### Instruction
Search the material for the string "taiikukan", then return every line where it is found.

-- START Given records --

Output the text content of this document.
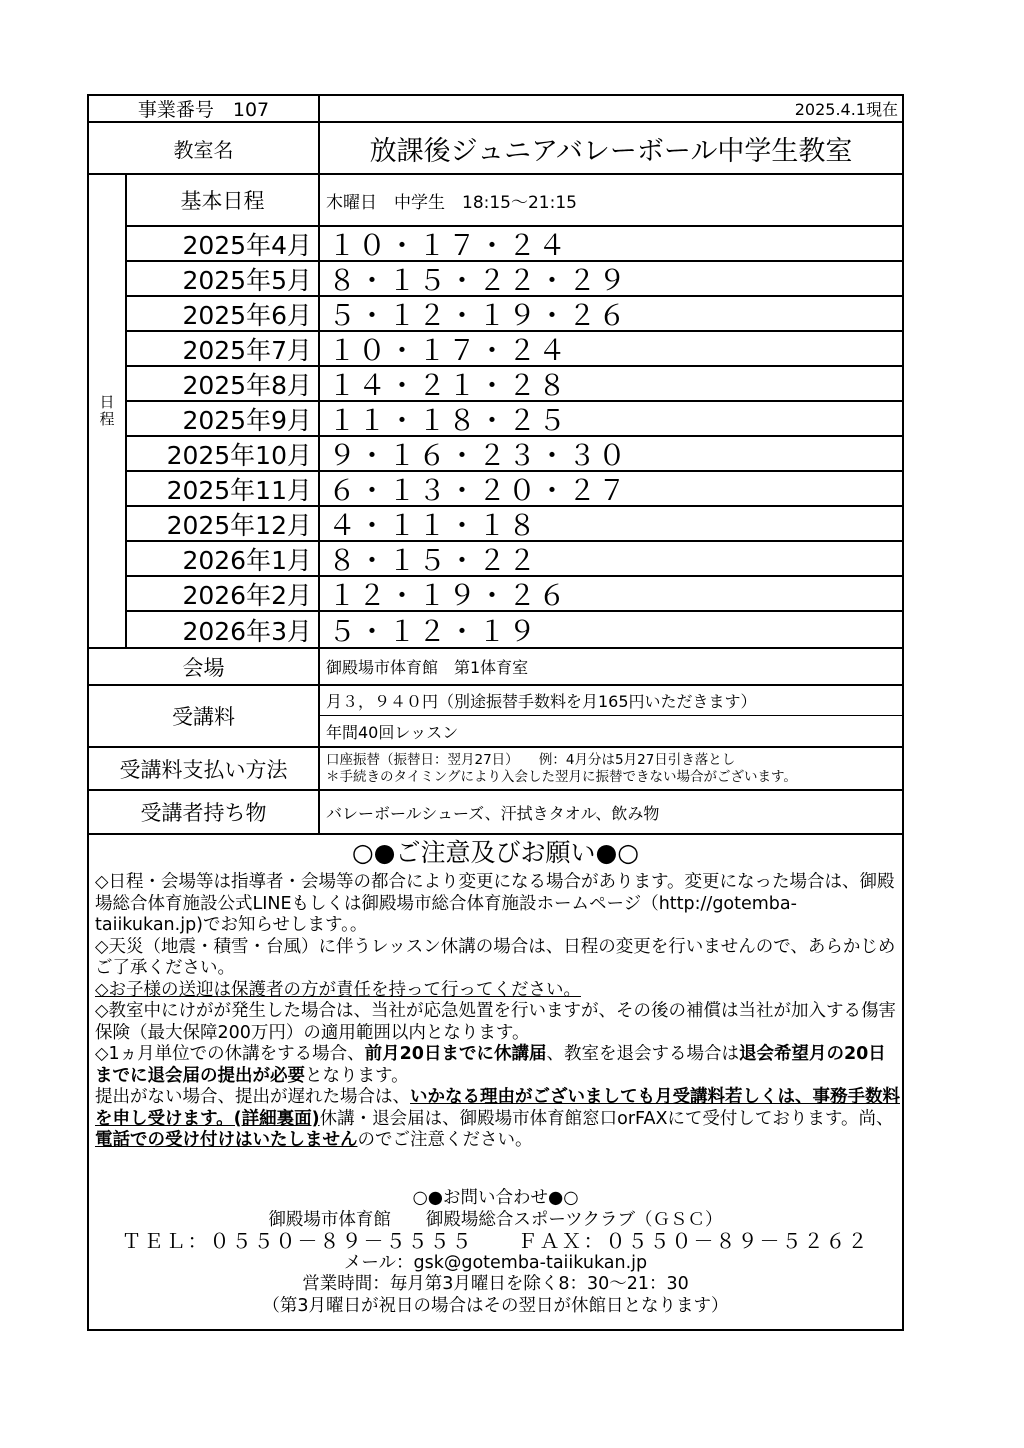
事業番号　107	2025.4.1現在
教室名	放課後ジュニアバレーボール中学生教室
日程
基本日程	木曜日　中学生　18:15〜21:15
2025年4月 １０・１７・２４
2025年5月 ８・１５・２２・２９
2025年6月 ５・１２・１９・２６
2025年7月 １０・１７・２４
2025年8月 １４・２１・２８
2025年9月 １１・１８・２５
2025年10月 ９・１６・２３・３０
2025年11月 ６・１３・２０・２７
2025年12月 ４・１１・１８
2026年1月 ８・１５・２２
2026年2月 １２・１９・２６
2026年3月 ５・１２・１９
会場	御殿場市体育館　第1体育室
受講料
月３，９４０円（別途振替手数料を月165円いただきます）
年間40回レッスン
受講料支払い方法	口座振替（振替日：翌月27日）　　例：4月分は5月27日引き落とし
＊手続きのタイミングにより入会した翌月に振替できない場合がございます。
受講者持ち物	バレーボールシューズ、汗拭きタオル、飲み物
○●ご注意及びお願い●○

◇日程・会場等は指導者・会場等の都合により変更になる場合があります。変更になった場合は、御殿場総合体育施設公式LINEもしくは御殿場市総合体育施設ホームページ（http://gotemba-taiikukan.jp)でお知らせします。。

◇天災（地震・積雪・台風）に伴うレッスン休講の場合は、日程の変更を行いませんので、あらかじめご了承ください。

◇お子様の送迎は保護者の方が責任を持って行ってください。

◇教室中にけがが発生した場合は、当社が応急処置を行いますが、その後の補償は当社が加入する傷害保険（最大保障200万円）の適用範囲以内となります。

◇1ヵ月単位での休講をする場合、前月20日までに休講届、教室を退会する場合は退会希望月の20日までに退会届の提出が必要となります。

提出がない場合、提出が遅れた場合は、いかなる理由がございましても月受講料若しくは、事務手数料を申し受けます。(詳細裏面)休講・退会届は、御殿場市体育館窓口orFAXにて受付しております。尚、電話での受け付けはいたしませんのでご注意ください。

○●お問い合わせ●○
御殿場市体育館　　御殿場総合スポーツクラブ（ＧＳＣ）
ＴＥＬ：０５５０－８９－５５５５　　ＦＡＸ：０５５０－８９－５２６２
メール：gsk@gotemba-taiikukan.jp
営業時間：毎月第3月曜日を除く8：30〜21：30
（第3月曜日が祝日の場合はその翌日が休館日となります）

-- END Given records --

### Solved exercise
◇日程・会場等は指導者・会場等の都合により変更になる場合があります。変更になった場合は、御殿場総合体育施設公式LINEもしくは御殿場市総合体育施設ホームページ（http://gotemba-taiikukan.jp)でお知らせします。。
メール：gsk@gotemba-taiikukan.jp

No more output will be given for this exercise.